_EXERCISE DETAILS_:
In the records below, copy out each line from the one containing "y-tick-label: 50% [787,99,823,117]" to the one containing "x-category-label: 保有数2 [1112,438,1167,456]", both included, without altering anything.

_DATA SECTION_:
%%

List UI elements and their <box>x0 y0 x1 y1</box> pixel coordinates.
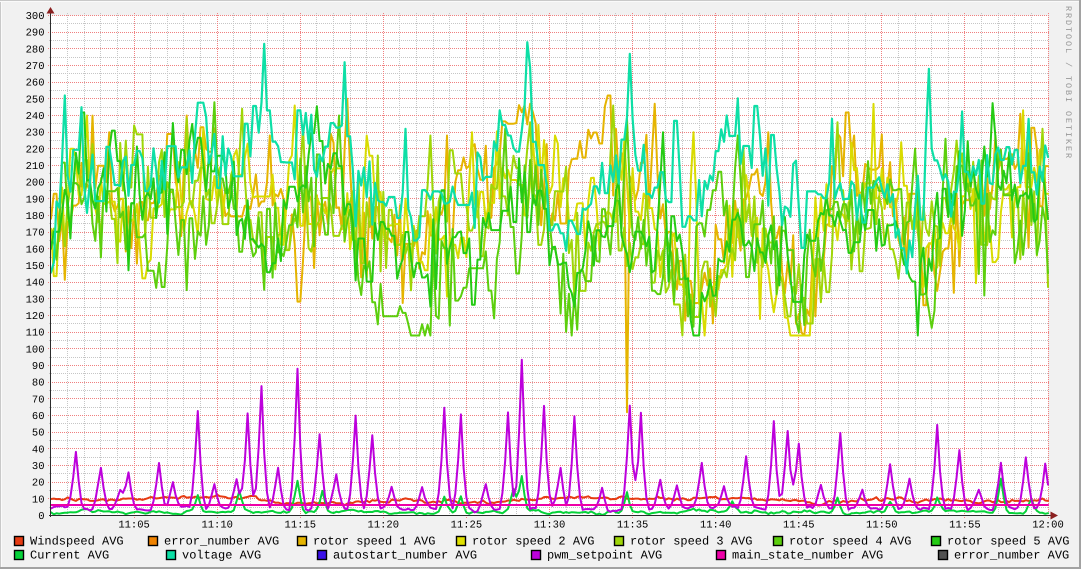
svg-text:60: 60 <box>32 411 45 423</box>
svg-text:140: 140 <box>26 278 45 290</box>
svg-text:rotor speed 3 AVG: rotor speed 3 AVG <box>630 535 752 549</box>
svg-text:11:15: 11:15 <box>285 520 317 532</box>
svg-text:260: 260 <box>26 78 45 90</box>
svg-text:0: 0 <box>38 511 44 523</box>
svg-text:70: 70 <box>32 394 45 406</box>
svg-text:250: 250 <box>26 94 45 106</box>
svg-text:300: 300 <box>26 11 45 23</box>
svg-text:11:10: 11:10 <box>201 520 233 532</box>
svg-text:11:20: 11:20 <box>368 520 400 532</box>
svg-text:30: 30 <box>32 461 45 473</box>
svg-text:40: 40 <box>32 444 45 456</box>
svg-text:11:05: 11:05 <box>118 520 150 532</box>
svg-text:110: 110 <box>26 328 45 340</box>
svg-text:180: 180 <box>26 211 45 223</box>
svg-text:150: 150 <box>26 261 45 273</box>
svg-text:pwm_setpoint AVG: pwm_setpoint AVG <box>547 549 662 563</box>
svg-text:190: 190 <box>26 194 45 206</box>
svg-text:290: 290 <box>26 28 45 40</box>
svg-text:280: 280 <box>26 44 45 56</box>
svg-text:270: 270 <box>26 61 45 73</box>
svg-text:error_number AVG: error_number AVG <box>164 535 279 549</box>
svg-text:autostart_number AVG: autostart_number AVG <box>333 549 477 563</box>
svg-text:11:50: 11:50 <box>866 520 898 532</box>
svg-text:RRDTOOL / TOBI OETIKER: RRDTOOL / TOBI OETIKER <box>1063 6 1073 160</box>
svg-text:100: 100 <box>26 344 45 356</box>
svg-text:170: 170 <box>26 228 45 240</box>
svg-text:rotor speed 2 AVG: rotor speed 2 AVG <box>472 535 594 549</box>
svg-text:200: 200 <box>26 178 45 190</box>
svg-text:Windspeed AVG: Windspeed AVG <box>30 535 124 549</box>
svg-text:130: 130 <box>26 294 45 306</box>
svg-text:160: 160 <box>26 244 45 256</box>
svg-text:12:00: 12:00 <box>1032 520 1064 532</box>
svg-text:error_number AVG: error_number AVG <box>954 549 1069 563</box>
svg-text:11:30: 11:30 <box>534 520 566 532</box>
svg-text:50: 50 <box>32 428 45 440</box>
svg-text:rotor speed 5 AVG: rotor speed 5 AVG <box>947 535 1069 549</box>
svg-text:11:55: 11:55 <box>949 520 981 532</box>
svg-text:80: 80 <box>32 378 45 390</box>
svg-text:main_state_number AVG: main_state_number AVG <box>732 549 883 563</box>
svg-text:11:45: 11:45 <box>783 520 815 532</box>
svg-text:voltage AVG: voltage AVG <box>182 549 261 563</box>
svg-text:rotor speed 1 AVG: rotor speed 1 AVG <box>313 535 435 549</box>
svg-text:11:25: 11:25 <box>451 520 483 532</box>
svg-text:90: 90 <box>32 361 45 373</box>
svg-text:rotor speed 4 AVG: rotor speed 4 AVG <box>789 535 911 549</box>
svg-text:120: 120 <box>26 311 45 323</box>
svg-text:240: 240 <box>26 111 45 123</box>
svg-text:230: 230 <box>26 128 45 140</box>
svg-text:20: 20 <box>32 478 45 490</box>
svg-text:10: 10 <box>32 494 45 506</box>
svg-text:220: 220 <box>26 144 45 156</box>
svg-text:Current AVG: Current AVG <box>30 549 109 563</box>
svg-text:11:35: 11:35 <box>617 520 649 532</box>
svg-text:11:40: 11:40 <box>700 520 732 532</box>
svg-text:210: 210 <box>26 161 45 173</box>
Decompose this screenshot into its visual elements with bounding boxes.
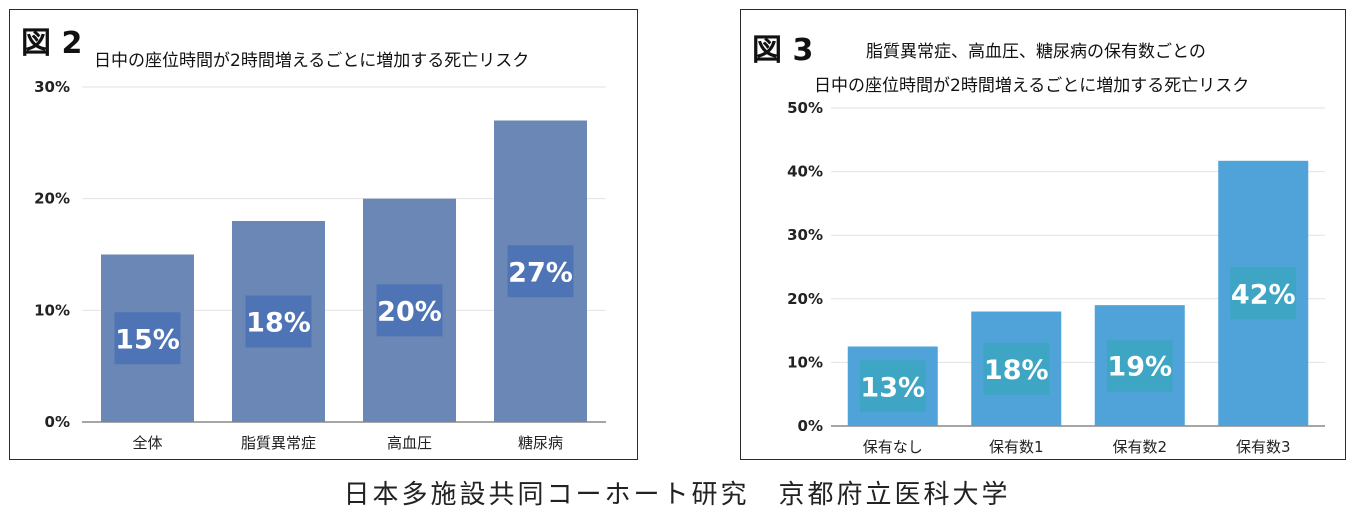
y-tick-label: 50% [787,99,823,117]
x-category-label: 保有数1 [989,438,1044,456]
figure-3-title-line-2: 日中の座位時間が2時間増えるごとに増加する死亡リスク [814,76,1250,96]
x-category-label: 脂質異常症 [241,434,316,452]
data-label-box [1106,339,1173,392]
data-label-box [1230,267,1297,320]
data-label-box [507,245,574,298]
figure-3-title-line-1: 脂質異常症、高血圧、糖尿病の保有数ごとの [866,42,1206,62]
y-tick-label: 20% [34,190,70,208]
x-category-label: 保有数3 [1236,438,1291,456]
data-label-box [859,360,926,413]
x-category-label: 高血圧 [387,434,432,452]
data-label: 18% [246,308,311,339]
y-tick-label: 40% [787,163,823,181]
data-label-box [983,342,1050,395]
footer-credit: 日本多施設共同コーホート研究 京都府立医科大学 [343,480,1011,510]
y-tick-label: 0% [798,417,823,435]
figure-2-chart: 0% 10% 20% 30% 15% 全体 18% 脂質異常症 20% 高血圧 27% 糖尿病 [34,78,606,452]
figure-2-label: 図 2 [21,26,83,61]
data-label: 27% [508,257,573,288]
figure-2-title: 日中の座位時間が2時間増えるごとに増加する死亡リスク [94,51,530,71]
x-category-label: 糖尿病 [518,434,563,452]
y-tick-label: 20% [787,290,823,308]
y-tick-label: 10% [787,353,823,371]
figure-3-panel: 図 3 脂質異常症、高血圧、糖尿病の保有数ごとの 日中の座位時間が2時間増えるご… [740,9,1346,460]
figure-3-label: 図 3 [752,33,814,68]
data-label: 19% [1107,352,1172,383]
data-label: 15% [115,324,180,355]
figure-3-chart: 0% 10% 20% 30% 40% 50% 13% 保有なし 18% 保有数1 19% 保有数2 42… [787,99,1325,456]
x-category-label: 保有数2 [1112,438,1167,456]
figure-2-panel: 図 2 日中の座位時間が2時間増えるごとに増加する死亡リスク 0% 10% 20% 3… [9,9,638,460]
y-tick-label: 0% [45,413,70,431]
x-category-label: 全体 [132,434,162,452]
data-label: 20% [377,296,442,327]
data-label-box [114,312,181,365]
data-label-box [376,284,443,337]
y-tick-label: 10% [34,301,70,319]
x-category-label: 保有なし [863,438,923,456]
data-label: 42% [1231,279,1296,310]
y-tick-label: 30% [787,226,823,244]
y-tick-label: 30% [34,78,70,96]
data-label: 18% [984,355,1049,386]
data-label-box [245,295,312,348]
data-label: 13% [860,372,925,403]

%%
%%

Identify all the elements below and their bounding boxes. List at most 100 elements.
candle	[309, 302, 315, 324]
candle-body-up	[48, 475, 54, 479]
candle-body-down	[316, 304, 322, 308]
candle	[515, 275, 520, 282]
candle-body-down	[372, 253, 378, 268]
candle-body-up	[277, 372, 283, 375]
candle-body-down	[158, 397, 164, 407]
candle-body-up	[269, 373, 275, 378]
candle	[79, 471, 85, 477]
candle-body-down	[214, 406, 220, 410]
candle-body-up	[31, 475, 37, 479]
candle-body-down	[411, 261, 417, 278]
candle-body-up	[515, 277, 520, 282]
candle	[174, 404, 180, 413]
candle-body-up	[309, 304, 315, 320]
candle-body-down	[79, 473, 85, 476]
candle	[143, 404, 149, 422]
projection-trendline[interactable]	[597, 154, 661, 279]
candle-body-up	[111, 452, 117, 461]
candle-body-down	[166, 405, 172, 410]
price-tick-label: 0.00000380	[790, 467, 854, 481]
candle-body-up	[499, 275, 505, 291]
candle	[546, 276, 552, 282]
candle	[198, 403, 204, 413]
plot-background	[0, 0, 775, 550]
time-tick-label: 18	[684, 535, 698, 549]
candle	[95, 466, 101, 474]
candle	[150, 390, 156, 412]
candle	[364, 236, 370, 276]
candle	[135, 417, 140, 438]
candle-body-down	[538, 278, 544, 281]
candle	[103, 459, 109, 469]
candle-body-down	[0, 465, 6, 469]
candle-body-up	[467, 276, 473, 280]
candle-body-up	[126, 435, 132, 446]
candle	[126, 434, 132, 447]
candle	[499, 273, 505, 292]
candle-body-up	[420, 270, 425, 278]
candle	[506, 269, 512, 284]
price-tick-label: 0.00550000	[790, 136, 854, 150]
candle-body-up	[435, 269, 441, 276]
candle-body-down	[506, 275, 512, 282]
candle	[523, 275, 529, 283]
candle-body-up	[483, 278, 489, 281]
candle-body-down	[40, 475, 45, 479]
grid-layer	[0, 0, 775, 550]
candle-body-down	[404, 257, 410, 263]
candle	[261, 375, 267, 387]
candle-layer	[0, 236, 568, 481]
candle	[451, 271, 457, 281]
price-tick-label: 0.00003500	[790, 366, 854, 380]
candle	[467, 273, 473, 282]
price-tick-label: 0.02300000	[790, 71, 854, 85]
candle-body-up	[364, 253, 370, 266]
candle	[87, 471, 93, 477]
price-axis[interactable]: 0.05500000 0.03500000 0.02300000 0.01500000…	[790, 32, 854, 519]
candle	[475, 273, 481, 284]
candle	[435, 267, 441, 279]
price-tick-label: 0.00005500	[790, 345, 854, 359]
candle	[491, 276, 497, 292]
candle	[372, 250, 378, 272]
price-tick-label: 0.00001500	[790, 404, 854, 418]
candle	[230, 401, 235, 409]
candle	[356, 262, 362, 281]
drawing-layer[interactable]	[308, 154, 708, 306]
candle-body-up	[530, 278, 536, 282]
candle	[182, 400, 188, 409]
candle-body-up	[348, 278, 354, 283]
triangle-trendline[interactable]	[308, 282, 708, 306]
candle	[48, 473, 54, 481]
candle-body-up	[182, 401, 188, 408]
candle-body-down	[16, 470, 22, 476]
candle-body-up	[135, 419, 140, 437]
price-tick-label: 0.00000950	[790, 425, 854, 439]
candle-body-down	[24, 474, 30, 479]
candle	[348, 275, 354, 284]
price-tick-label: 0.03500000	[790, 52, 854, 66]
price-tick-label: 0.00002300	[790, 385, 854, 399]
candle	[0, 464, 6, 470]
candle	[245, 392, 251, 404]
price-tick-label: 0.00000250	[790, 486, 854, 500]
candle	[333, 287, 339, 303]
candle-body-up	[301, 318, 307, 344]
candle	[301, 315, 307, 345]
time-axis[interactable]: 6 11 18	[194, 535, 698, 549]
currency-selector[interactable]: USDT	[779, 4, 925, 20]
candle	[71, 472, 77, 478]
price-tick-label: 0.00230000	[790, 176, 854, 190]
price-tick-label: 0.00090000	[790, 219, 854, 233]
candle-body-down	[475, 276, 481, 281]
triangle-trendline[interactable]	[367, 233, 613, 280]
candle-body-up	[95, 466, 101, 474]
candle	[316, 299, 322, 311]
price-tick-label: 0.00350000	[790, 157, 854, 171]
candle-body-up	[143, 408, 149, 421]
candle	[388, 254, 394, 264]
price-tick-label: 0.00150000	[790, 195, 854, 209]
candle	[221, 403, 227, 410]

%%

_THE SOLUTION_:
y-tick-label: 50% [787,99,823,117]
x-category-label: 保有数1 [989,438,1044,456]
figure-3-title-line-2: 日中の座位時間が2時間増えるごとに増加する死亡リスク [814,76,1250,96]
x-category-label: 脂質異常症 [241,434,316,452]
data-label-box [1106,339,1173,392]
data-label-box [1230,267,1297,320]
data-label-box [507,245,574,298]
figure-3-title-line-1: 脂質異常症、高血圧、糖尿病の保有数ごとの [866,42,1206,62]
y-tick-label: 20% [34,190,70,208]
x-category-label: 保有数3 [1236,438,1291,456]
data-label-box [859,360,926,413]
x-category-label: 高血圧 [387,434,432,452]
data-label: 18% [246,308,311,339]
y-tick-label: 40% [787,163,823,181]
data-label-box [983,342,1050,395]
footer-credit: 日本多施設共同コーホート研究 京都府立医科大学 [343,480,1011,510]
y-tick-label: 0% [798,417,823,435]
figure-2-chart: 0% 10% 20% 30% 15% 全体 18% 脂質異常症 20% 高血圧 27% 糖尿病 [34,78,606,452]
figure-2-label: 図 2 [21,26,83,61]
data-label: 27% [508,257,573,288]
figure-2-title: 日中の座位時間が2時間増えるごとに増加する死亡リスク [94,51,530,71]
x-category-label: 糖尿病 [518,434,563,452]
y-tick-label: 20% [787,290,823,308]
y-tick-label: 10% [787,353,823,371]
figure-3-panel: 図 3 脂質異常症、高血圧、糖尿病の保有数ごとの 日中の座位時間が2時間増えるご… [740,9,1346,460]
figure-3-label: 図 3 [752,33,814,68]
data-label: 19% [1107,352,1172,383]
data-label: 15% [115,324,180,355]
figure-3-chart: 0% 10% 20% 30% 40% 50% 13% 保有なし 18% 保有数1 19% 保有数2 42… [787,99,1325,456]
x-category-label: 保有数2 [1112,438,1167,456]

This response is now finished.